### Task description
Can you return, unchanged, the lines from the one containing "card-tag: SERVICE: [685, 221, 756, 245]" up to and including the one containing "card-tag: HEALTH: [283, 507, 348, 531]"?

### Provided information
++++

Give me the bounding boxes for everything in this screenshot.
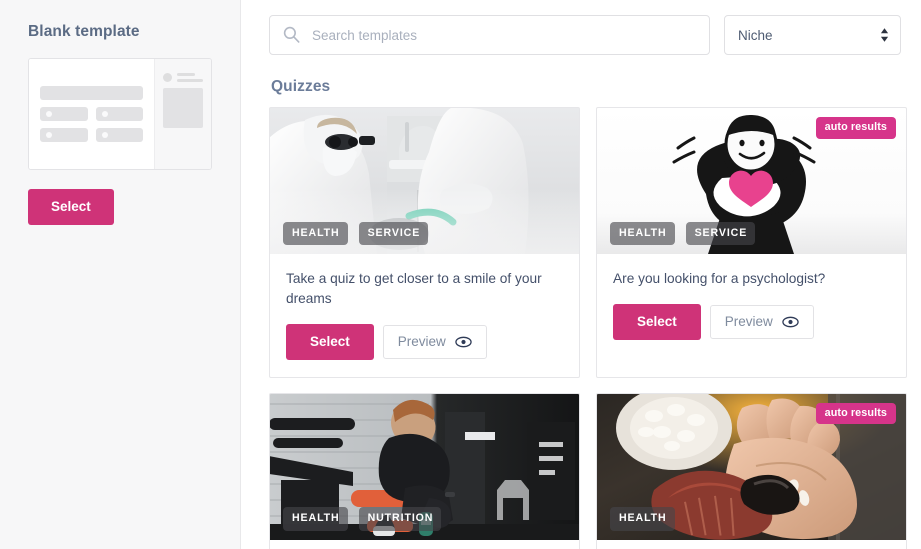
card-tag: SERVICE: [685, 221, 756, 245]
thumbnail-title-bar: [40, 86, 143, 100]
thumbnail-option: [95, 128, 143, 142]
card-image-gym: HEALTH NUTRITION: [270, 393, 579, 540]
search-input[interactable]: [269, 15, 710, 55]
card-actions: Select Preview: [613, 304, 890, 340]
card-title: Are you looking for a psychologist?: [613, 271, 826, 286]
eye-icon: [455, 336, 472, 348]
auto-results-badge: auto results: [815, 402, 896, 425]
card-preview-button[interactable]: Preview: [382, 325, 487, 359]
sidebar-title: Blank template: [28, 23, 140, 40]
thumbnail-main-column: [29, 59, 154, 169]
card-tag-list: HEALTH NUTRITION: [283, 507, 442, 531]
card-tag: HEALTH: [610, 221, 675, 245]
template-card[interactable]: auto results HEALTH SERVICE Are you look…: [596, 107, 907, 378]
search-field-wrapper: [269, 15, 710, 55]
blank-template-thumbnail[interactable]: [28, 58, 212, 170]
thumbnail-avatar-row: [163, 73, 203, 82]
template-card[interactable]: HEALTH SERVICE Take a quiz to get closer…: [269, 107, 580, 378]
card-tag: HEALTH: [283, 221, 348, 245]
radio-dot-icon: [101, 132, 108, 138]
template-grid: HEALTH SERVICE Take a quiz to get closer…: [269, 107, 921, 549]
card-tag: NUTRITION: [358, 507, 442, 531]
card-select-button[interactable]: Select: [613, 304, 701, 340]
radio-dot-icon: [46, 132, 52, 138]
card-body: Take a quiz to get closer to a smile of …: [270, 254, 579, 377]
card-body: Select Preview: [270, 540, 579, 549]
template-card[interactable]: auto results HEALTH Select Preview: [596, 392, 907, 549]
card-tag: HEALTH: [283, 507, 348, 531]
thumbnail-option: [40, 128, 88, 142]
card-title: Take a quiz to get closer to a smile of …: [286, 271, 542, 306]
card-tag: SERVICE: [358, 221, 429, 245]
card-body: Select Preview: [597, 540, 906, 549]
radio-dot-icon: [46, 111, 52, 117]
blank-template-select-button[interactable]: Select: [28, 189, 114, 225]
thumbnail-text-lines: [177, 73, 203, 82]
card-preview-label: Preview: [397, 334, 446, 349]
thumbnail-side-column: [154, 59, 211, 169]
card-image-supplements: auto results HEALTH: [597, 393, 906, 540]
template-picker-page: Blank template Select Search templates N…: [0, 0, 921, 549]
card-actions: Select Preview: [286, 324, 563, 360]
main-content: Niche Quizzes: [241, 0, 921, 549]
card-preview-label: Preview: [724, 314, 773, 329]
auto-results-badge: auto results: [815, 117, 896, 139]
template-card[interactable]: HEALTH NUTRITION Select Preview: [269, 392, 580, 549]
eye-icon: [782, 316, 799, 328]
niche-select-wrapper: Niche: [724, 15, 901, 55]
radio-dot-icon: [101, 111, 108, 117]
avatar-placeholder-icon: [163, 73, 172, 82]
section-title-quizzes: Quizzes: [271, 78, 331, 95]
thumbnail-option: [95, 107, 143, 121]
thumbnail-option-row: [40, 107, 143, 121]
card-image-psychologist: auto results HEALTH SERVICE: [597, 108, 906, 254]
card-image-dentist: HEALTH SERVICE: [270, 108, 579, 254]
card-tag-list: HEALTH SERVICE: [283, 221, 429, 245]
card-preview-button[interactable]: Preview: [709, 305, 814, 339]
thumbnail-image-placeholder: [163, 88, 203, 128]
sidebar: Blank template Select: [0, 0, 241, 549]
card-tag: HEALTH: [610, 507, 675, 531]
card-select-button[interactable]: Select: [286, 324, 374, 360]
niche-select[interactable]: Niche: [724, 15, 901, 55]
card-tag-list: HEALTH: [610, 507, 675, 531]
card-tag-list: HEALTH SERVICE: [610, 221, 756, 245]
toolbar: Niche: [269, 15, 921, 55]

++++

### Result for this exercise
card-tag: SERVICE: [685, 221, 756, 245]
thumbnail-title-bar: [40, 86, 143, 100]
thumbnail-option: [95, 128, 143, 142]
card-image-gym: HEALTH NUTRITION: [270, 393, 579, 540]
search-input[interactable]: [269, 15, 710, 55]
card-actions: Select Preview: [613, 304, 890, 340]
card-title: Are you looking for a psychologist?: [613, 271, 826, 286]
eye-icon: [455, 336, 472, 348]
auto-results-badge: auto results: [815, 402, 896, 425]
card-preview-button[interactable]: Preview: [382, 325, 487, 359]
sidebar-title: Blank template: [28, 23, 140, 40]
thumbnail-main-column: [29, 59, 154, 169]
card-tag-list: HEALTH NUTRITION: [283, 507, 442, 531]
card-tag: HEALTH: [610, 221, 675, 245]
template-card[interactable]: auto results HEALTH SERVICE Are you look…: [596, 107, 907, 378]
search-field-wrapper: [269, 15, 710, 55]
blank-template-thumbnail[interactable]: [28, 58, 212, 170]
thumbnail-avatar-row: [163, 73, 203, 82]
template-card[interactable]: HEALTH SERVICE Take a quiz to get closer…: [269, 107, 580, 378]
card-tag: HEALTH: [283, 221, 348, 245]
radio-dot-icon: [101, 132, 108, 138]
template-grid: HEALTH SERVICE Take a quiz to get closer…: [269, 107, 921, 549]
card-tag: NUTRITION: [358, 507, 442, 531]
card-select-button[interactable]: Select: [613, 304, 701, 340]
radio-dot-icon: [46, 132, 52, 138]
card-body: Take a quiz to get closer to a smile of …: [270, 254, 579, 377]
card-body: Select Preview: [270, 540, 579, 549]
template-card[interactable]: auto results HEALTH Select Preview: [596, 392, 907, 549]
card-tag: HEALTH: [283, 507, 348, 531]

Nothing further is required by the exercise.